• **Task prompt**: Can you turn each of the rows below into a numbered list, leaving out any blank lines?

Element placement data
┄┄┄┄┄┄

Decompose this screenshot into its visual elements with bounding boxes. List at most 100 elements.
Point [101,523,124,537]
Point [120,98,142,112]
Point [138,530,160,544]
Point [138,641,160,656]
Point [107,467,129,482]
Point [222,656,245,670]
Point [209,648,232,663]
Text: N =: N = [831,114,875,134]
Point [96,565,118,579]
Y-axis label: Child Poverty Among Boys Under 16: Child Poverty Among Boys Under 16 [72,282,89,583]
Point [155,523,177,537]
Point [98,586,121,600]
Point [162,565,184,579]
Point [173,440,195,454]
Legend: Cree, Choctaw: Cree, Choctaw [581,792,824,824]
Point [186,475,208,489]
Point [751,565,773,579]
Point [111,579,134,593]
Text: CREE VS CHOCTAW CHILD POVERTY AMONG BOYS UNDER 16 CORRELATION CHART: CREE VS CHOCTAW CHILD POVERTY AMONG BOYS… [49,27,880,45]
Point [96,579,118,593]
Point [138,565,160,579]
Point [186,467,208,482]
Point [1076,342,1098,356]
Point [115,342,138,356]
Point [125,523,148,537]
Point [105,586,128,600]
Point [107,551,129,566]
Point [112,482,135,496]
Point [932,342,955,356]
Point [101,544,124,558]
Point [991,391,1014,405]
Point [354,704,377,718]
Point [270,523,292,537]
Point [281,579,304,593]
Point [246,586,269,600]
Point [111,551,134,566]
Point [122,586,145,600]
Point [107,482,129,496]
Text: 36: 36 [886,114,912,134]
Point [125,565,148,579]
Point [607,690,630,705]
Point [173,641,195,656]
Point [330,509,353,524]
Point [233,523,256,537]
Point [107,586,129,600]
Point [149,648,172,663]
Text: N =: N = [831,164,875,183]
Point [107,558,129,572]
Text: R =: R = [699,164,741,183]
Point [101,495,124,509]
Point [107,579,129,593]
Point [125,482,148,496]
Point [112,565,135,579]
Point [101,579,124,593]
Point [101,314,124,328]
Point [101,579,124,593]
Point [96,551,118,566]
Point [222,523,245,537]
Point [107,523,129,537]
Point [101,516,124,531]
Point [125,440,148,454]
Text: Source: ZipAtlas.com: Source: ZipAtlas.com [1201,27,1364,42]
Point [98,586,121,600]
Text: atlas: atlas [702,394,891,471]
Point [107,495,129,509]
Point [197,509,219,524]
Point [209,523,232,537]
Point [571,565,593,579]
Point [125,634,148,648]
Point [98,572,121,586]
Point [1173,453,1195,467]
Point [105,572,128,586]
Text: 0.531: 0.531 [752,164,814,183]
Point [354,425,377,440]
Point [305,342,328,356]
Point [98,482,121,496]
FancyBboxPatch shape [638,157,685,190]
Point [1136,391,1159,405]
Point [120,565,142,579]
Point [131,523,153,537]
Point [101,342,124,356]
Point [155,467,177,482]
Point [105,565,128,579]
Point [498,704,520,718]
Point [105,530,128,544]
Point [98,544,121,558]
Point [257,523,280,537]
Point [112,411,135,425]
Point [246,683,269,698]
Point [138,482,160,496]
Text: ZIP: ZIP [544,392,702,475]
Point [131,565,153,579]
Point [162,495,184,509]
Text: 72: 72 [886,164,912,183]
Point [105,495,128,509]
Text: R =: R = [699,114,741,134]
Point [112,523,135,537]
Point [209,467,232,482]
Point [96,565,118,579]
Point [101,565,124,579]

┄┄┄┄┄┄

• **Result below**:
1. Decompose this screenshot into its visual elements with bounding boxes. List at most 100 elements.
2. Point [101,523,124,537]
3. Point [120,98,142,112]
4. Point [138,530,160,544]
5. Point [138,641,160,656]
6. Point [107,467,129,482]
7. Point [222,656,245,670]
8. Point [209,648,232,663]
9. Text: N =: N = [831,114,875,134]
10. Point [96,565,118,579]
11. Y-axis label: Child Poverty Among Boys Under 16: Child Poverty Among Boys Under 16 [72,282,89,583]
12. Point [155,523,177,537]
13. Point [98,586,121,600]
14. Point [162,565,184,579]
15. Point [173,440,195,454]
16. Legend: Cree, Choctaw: Cree, Choctaw [581,792,824,824]
17. Point [186,475,208,489]
18. Point [751,565,773,579]
19. Point [111,579,134,593]
20. Text: CREE VS CHOCTAW CHILD POVERTY AMONG BOYS UNDER 16 CORRELATION CHART: CREE VS CHOCTAW CHILD POVERTY AMONG BOYS… [49,27,880,45]
21. Point [96,579,118,593]
22. Point [138,565,160,579]
23. Point [186,467,208,482]
24. Point [1076,342,1098,356]
25. Point [115,342,138,356]
26. Point [125,523,148,537]
27. Point [105,586,128,600]
28. Point [107,551,129,566]
29. Point [112,482,135,496]
30. Point [932,342,955,356]
31. Point [101,544,124,558]
32. Point [991,391,1014,405]
33. Point [354,704,377,718]
34. Point [270,523,292,537]
35. Point [281,579,304,593]
36. Point [246,586,269,600]
37. Point [111,551,134,566]
38. Point [122,586,145,600]
39. Point [107,482,129,496]
40. Text: 36: 36 [886,114,912,134]
41. Point [125,565,148,579]
42. Point [607,690,630,705]
43. Point [173,641,195,656]
44. Point [330,509,353,524]
45. Point [233,523,256,537]
46. Point [107,586,129,600]
47. Point [149,648,172,663]
48. Text: N =: N = [831,164,875,183]
49. Point [107,558,129,572]
50. Text: R =: R = [699,164,741,183]
51. Point [101,495,124,509]
52. Point [107,579,129,593]
53. Point [125,482,148,496]
54. Point [112,565,135,579]
55. Point [101,579,124,593]
56. Point [101,314,124,328]
57. Point [101,579,124,593]
58. Point [96,551,118,566]
59. Point [222,523,245,537]
60. Point [107,523,129,537]
61. Point [101,516,124,531]
62. Point [125,440,148,454]
63. Text: Source: ZipAtlas.com: Source: ZipAtlas.com [1201,27,1364,42]
64. Point [98,586,121,600]
65. Text: atlas: atlas [702,394,891,471]
66. Point [107,495,129,509]
67. Point [197,509,219,524]
68. Point [209,523,232,537]
69. Point [571,565,593,579]
70. Point [125,634,148,648]
71. Point [98,572,121,586]
72. Point [1173,453,1195,467]
73. Point [105,572,128,586]
74. Text: 0.531: 0.531 [752,164,814,183]
75. Point [354,425,377,440]
76. Point [305,342,328,356]
77. Point [98,482,121,496]
78. FancyBboxPatch shape [638,157,685,190]
79. Point [1136,391,1159,405]
80. Point [120,565,142,579]
81. Point [131,523,153,537]
82. Point [101,342,124,356]
83. Point [155,467,177,482]
84. Point [105,565,128,579]
85. Point [498,704,520,718]
86. Point [105,530,128,544]
87. Point [98,544,121,558]
88. Point [257,523,280,537]
89. Point [112,411,135,425]
90. Point [246,683,269,698]
91. Point [138,482,160,496]
92. Text: ZIP: ZIP [544,392,702,475]
93. Point [131,565,153,579]
94. Point [162,495,184,509]
95. Text: 72: 72 [886,164,912,183]
96. Point [105,495,128,509]
97. Text: R =: R = [699,114,741,134]
98. Point [112,523,135,537]
99. Point [209,467,232,482]
100. Point [96,565,118,579]
101. Point [101,565,124,579]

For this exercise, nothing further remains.